**Instructions to follow**
Copy out every line that contains the word "nhiệm".
— begin Items —
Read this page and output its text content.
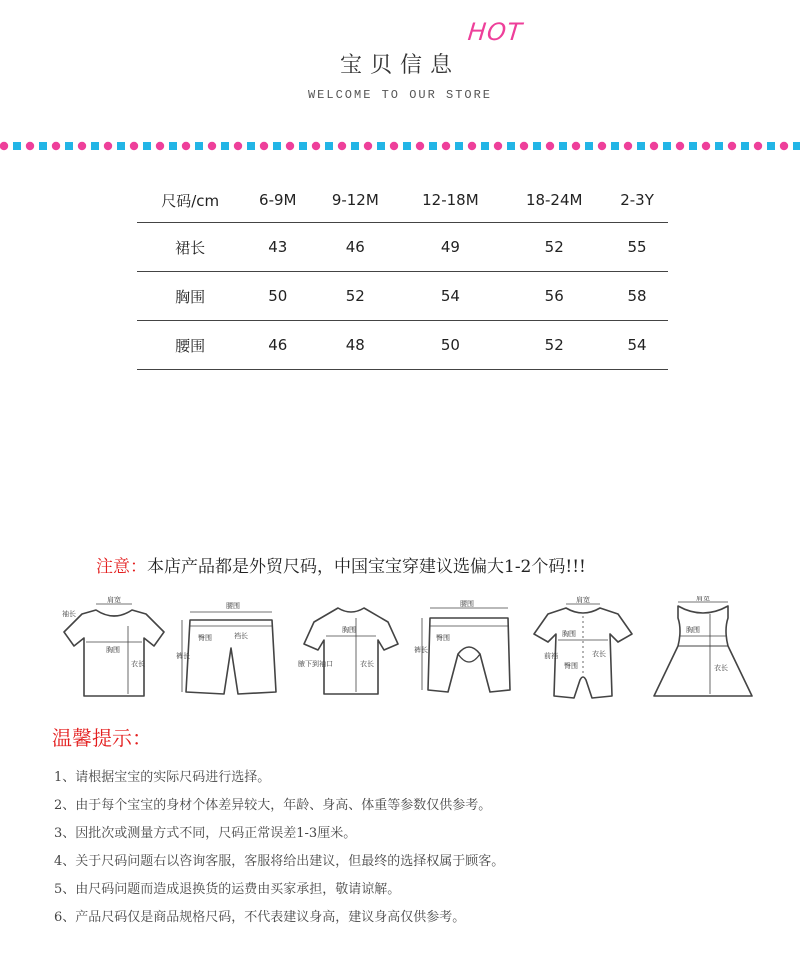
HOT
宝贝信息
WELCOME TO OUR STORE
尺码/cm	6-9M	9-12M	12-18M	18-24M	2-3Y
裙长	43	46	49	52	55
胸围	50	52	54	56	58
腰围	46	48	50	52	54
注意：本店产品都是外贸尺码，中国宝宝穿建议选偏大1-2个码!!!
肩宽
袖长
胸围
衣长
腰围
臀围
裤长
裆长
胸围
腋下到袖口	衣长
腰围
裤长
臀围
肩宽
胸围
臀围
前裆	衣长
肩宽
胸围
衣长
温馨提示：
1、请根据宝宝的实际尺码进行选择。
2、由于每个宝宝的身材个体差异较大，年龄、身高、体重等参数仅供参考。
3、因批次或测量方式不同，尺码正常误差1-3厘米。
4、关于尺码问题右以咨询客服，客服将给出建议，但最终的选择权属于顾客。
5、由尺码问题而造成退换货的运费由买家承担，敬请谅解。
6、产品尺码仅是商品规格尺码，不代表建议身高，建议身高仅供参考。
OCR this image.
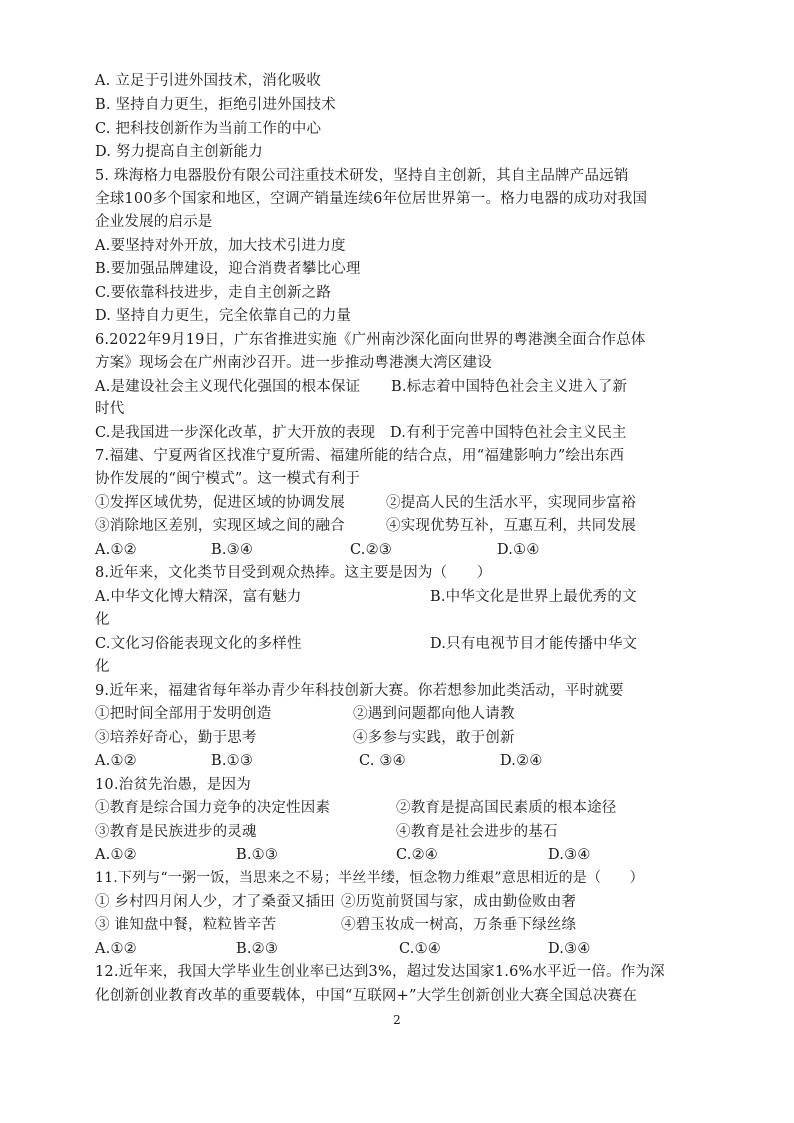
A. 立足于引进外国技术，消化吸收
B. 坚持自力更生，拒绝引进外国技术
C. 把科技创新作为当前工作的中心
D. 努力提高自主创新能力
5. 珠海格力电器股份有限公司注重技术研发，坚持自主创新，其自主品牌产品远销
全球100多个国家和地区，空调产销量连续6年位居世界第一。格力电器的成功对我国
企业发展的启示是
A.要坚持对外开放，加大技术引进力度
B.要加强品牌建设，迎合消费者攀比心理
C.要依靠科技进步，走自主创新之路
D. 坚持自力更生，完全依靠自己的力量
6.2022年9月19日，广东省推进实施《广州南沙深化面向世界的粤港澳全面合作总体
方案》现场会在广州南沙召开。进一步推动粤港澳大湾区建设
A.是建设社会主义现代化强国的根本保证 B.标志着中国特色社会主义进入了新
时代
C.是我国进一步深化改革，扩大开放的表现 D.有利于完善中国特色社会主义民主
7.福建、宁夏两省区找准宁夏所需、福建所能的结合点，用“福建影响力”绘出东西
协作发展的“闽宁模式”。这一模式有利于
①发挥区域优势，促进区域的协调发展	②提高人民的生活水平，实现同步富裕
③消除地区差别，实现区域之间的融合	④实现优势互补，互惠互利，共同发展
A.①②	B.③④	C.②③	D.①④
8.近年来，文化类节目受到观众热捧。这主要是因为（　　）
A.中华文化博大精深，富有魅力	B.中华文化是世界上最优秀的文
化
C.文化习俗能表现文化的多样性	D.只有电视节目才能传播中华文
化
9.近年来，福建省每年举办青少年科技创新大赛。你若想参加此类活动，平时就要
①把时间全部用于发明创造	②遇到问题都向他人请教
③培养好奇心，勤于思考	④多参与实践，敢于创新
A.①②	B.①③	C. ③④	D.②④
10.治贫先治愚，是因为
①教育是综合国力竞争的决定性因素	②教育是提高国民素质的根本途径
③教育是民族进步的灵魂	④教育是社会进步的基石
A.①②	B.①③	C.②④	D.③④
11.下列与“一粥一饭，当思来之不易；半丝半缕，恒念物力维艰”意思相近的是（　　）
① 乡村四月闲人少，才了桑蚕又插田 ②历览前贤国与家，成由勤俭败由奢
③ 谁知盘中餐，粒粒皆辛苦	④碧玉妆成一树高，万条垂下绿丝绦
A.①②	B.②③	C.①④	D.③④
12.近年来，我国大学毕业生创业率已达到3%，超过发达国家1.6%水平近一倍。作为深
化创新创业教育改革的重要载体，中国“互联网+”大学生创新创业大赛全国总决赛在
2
— end Items —
— begin Items —
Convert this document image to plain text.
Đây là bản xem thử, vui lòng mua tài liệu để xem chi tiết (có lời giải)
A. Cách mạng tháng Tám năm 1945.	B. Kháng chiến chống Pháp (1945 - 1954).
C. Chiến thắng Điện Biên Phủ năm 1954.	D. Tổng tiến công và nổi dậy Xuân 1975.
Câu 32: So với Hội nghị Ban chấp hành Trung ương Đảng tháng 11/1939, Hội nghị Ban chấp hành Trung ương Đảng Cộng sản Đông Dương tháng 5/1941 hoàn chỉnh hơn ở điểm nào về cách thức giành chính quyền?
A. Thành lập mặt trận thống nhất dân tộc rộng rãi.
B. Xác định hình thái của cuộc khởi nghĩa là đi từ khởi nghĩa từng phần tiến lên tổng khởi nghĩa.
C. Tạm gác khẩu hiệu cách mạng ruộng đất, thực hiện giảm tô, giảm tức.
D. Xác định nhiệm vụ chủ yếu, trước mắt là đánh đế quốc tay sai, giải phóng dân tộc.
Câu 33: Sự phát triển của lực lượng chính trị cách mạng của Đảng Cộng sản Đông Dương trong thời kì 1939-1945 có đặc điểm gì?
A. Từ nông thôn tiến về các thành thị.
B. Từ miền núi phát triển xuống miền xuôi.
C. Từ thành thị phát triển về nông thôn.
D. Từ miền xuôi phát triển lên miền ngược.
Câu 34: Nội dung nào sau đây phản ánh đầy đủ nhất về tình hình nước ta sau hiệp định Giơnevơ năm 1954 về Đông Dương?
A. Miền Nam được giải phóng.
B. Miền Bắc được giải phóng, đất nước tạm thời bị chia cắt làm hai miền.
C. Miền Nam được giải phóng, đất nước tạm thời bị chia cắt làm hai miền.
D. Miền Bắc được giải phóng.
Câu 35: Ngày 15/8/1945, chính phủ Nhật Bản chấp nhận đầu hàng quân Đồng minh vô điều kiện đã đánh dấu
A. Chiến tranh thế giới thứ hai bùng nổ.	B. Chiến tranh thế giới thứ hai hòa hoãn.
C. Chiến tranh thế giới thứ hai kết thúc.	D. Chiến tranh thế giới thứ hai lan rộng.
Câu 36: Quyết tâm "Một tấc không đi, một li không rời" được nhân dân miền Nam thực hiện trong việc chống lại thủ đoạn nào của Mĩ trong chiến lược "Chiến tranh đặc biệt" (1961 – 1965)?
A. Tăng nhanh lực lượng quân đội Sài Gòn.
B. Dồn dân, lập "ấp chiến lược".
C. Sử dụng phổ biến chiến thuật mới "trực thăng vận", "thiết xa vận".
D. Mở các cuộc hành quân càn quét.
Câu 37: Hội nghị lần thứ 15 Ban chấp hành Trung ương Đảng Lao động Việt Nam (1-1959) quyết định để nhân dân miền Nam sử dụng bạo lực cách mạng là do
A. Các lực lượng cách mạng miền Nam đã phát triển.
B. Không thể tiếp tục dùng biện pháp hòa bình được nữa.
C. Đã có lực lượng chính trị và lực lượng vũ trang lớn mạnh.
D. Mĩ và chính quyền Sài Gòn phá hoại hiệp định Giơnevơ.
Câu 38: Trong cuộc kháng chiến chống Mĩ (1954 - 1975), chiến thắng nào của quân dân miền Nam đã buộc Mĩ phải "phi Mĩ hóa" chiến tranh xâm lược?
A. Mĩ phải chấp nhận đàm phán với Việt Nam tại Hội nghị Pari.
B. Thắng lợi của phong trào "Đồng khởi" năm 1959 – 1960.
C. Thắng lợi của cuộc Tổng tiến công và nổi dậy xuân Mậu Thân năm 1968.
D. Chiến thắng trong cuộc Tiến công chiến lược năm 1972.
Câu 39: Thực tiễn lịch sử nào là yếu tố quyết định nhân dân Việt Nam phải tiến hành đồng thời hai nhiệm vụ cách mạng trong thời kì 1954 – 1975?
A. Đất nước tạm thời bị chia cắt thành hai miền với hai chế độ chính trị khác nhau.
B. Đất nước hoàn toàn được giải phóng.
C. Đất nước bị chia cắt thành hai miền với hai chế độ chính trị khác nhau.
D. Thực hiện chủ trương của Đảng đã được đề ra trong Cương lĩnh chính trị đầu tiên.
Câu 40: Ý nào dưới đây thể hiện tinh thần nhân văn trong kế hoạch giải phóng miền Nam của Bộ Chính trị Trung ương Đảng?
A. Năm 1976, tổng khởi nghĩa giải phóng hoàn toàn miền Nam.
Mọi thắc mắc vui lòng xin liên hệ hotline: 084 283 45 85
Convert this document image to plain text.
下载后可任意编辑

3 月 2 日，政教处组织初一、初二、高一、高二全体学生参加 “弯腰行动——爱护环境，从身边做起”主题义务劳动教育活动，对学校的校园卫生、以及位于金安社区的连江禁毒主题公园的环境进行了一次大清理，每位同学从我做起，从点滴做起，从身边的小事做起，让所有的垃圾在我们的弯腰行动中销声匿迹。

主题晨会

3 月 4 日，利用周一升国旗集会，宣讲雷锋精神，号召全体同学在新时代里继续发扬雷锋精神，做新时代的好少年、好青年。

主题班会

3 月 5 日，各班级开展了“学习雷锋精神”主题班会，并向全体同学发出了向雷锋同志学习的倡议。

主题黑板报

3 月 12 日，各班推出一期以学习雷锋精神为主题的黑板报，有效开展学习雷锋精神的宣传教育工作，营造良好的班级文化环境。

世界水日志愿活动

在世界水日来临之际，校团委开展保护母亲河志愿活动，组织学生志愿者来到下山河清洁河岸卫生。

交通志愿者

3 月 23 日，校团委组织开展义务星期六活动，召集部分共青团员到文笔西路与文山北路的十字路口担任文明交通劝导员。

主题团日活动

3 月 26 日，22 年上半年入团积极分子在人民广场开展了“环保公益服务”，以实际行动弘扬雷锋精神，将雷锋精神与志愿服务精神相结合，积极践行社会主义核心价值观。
— end Items —
**Finished answer**
D. Xác định nhiệm vụ chủ yếu, trước mắt là đánh đế quốc tay sai, giải phóng dân tộc.
Câu 39: Thực tiễn lịch sử nào là yếu tố quyết định nhân dân Việt Nam phải tiến hành đồng thời hai nhiệm vụ cách mạng trong thời kì 1954 – 1975?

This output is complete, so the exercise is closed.